*Passage shown*.

I could use ‘ogre’, as Michael Alexander occasionally does in his translation. However, I don’t personally like the word, partly because it conjures up a more fearsome image than I had in mind and partly because it doesn’t have a particularly Old English or Norse feel about it. ‘Ogre’ doesn’t appear to be directly derived from the Old English ‘orcneas’, by the way – the Oxford English Dictionary says its derivation is from Old French in the late twelfth or thirteenth century, and gives its first recorded use in English as 1713, in a translation of
The Arabian Nights. I suppose ‘orcneas’ could have lain dormant for several centuries and resurfaced as ‘ogre’ in 1713 without any recorded trace in the intervening period, but this seems rather unlikely.
In the end I settled on the Norse-derived word ‘troll’. ‘Troll’ occasionally appears in place names in areas in Britain with a strong Norse influence, such as Trollers Gill in Yorkshire (Yorkshire was part of the ninth-century Danelaw and later part of the Anglo-Norse kingdom of York), and especially in northern and western Scotland, such as Trollaval on the island of Rum, and Trolla Vatn in Orkney (a name that could have come straight off a modern Norwegian map; it translates as ‘troll water’ or ‘troll lake’). The ‘Troll’ place names presumably came to Britain with the Norse incursions in the ninth century or so. If cultural links with Scandinavia were also strong in earlier centuries there may be a possibility that ‘troll’ could have been present as a regional dialect word in some regions prior to the ninth century, but there is no evidence for this. The Oxford English Dictionary has no record of ‘troll’ in use in English, except as the regional dialect word ‘trow’ in Orkney and Shetland, until it was (re?)adopted into modern English from Scandinavia in the middle of the nineteenth century. Because of this (re)introduction, ‘troll’ is in use in modern English and is reasonably familiar to a modern reader, if only from the
Tale of the Three Billy Goats Gruff, Terry Pratchett, or from Tolkien and/or Peter Jackson’s films.

*Data listing*.

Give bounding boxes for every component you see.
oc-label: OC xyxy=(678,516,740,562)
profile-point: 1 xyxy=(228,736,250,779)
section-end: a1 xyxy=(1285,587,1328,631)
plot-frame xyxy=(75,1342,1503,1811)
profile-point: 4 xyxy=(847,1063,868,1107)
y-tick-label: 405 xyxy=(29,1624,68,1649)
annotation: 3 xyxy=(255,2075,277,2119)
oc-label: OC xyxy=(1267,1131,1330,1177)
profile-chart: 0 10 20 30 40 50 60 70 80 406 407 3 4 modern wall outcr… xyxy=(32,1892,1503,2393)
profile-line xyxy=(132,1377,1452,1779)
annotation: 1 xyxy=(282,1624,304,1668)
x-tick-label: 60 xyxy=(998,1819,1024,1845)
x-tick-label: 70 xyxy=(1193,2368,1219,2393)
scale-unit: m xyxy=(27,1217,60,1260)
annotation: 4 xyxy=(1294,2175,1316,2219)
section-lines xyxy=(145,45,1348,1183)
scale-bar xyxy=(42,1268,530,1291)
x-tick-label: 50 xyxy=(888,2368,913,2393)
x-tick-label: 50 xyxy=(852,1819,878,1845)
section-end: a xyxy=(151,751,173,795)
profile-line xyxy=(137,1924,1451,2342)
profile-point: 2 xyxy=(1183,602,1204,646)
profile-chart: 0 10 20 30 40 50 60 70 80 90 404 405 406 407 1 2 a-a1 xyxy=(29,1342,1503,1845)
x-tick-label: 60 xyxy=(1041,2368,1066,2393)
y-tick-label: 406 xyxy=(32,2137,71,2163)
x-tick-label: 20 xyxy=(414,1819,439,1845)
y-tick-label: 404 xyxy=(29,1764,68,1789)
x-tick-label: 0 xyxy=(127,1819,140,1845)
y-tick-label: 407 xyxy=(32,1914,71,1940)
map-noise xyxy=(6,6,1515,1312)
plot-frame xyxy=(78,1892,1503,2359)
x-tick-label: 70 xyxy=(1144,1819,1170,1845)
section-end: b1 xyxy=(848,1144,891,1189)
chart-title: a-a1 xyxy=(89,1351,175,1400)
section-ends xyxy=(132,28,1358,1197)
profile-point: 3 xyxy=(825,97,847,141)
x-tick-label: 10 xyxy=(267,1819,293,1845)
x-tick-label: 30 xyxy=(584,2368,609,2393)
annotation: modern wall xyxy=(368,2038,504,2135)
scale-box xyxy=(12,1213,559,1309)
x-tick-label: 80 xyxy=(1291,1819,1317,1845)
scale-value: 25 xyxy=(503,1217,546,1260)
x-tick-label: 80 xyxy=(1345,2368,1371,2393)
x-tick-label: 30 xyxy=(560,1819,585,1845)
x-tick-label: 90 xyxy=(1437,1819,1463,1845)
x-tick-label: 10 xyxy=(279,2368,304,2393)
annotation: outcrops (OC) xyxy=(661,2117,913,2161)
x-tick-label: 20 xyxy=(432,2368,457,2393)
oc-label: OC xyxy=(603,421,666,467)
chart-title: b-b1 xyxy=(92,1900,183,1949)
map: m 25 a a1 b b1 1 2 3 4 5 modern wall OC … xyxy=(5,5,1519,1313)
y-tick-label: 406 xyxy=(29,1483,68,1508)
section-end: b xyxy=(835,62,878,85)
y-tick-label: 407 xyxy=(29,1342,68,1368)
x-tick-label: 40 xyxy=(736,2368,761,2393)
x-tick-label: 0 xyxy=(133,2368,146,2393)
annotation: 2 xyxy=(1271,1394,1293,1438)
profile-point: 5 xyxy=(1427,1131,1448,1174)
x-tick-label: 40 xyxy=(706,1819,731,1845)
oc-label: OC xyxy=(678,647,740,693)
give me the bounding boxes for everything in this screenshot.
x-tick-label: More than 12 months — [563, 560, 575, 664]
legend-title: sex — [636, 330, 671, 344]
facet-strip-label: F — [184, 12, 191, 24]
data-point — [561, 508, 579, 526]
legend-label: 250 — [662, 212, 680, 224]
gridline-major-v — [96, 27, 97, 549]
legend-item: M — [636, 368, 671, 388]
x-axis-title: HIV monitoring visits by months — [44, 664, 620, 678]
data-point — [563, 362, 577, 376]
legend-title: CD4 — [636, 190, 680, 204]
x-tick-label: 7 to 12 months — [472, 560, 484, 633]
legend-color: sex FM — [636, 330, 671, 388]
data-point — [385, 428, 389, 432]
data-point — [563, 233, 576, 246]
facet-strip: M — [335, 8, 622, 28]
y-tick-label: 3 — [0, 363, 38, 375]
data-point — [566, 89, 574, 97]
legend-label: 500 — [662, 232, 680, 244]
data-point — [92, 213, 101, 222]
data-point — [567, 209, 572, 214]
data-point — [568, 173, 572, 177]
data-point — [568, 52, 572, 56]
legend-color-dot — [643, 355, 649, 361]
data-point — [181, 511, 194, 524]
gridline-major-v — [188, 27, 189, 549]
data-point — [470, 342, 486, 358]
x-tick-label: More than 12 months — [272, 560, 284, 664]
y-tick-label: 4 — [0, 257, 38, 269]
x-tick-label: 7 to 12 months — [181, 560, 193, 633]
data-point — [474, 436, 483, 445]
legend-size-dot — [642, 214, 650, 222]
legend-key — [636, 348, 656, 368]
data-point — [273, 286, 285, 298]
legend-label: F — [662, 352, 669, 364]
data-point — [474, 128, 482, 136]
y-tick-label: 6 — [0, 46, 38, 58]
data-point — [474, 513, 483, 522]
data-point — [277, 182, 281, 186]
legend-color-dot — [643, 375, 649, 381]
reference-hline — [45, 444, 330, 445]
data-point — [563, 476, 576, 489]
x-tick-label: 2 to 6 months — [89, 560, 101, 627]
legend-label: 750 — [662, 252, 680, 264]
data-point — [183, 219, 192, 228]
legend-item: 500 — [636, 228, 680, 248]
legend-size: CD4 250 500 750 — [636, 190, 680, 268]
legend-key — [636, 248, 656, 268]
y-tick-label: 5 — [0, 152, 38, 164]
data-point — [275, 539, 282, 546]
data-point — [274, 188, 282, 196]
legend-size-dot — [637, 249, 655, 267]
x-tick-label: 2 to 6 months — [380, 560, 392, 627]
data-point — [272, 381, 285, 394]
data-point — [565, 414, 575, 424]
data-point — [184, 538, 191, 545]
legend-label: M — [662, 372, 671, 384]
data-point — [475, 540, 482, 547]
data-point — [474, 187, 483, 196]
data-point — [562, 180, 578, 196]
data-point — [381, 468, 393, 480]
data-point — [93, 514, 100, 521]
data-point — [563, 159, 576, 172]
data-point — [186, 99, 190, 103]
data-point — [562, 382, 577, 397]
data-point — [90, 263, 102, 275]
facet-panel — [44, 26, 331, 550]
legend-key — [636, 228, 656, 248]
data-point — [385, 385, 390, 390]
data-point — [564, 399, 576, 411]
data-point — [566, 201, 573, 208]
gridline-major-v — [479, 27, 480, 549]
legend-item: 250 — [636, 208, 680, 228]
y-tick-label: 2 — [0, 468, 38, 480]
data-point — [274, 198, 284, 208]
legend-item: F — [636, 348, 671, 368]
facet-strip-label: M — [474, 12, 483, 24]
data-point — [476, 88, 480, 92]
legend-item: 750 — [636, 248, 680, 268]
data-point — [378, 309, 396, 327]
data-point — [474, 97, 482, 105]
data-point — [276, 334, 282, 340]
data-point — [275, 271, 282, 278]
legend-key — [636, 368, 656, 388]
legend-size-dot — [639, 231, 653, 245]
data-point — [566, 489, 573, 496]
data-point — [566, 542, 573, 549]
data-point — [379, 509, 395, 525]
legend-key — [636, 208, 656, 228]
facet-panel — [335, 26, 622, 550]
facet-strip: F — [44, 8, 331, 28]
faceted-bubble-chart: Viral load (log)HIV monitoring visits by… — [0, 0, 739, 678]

*Explore the material*.
a. Decide whether each statement agrees with the passage on the words "ogre" and "troll." Answer yes or no for each, and quote the words of the passage that decide it.
(i) The Oxford English Dictionary gives 1713 as the first recorded use of "ogre" in English.
(ii) Trollaval is in Orkney.
(iii) "Ogre" is directly derived from the Old English "orcneas."
b. In the passage on the words "ogre" and "troll," what regional dialect word does the Oxford English Dictionary record in Orkney and Shetland?

*Task results*.
a.
(i) Yes: "gives its first recorded use in English as 1713"
(ii) No: "Trollaval on the island of Rum, and Trolla Vatn in Orkney"
(iii) No: "‘Ogre’ doesn’t appear to be directly derived from the Old English ‘orcneas’"

b. The regional dialect word is "trow."